-- start Records for the task --
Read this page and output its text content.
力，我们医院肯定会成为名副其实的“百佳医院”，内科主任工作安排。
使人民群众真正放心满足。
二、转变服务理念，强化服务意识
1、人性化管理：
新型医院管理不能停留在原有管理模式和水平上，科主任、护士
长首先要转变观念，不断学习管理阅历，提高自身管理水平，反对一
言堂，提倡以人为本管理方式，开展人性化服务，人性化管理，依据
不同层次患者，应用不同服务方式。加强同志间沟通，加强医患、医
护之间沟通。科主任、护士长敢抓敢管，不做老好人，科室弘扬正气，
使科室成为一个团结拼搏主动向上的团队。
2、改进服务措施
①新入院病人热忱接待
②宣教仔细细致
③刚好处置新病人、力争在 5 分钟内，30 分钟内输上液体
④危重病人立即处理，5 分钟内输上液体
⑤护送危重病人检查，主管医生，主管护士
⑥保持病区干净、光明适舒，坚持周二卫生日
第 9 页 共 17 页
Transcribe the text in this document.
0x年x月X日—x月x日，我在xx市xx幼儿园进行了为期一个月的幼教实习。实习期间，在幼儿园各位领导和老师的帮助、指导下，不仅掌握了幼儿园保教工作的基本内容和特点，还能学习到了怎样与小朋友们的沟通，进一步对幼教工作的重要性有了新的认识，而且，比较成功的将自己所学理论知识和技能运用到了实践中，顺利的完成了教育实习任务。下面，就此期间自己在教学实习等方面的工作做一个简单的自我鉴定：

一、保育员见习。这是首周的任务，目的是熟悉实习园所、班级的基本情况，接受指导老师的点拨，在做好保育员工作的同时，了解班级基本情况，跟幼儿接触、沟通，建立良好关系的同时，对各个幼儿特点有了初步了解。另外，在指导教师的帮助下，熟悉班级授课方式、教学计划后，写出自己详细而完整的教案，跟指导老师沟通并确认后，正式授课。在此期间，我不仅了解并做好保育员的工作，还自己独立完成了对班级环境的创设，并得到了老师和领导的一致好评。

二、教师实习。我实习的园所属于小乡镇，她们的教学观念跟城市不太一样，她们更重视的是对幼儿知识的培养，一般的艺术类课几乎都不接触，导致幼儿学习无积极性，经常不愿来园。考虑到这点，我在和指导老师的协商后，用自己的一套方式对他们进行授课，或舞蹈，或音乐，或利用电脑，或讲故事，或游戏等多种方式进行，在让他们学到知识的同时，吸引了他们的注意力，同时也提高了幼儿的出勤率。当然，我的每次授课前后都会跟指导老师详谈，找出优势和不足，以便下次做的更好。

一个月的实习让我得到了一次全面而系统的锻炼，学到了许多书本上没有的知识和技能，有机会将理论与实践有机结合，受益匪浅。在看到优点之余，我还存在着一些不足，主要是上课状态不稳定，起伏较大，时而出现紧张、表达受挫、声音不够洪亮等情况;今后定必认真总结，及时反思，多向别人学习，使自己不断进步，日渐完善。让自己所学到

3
-- end Records for the task --
What the exercise asks
Each line that has the word "分钟内输上液体" should be copied.

Reply to the task
③刚好处置新病人、力争在 5 分钟内，30 分钟内输上液体
④危重病人立即处理，5 分钟内输上液体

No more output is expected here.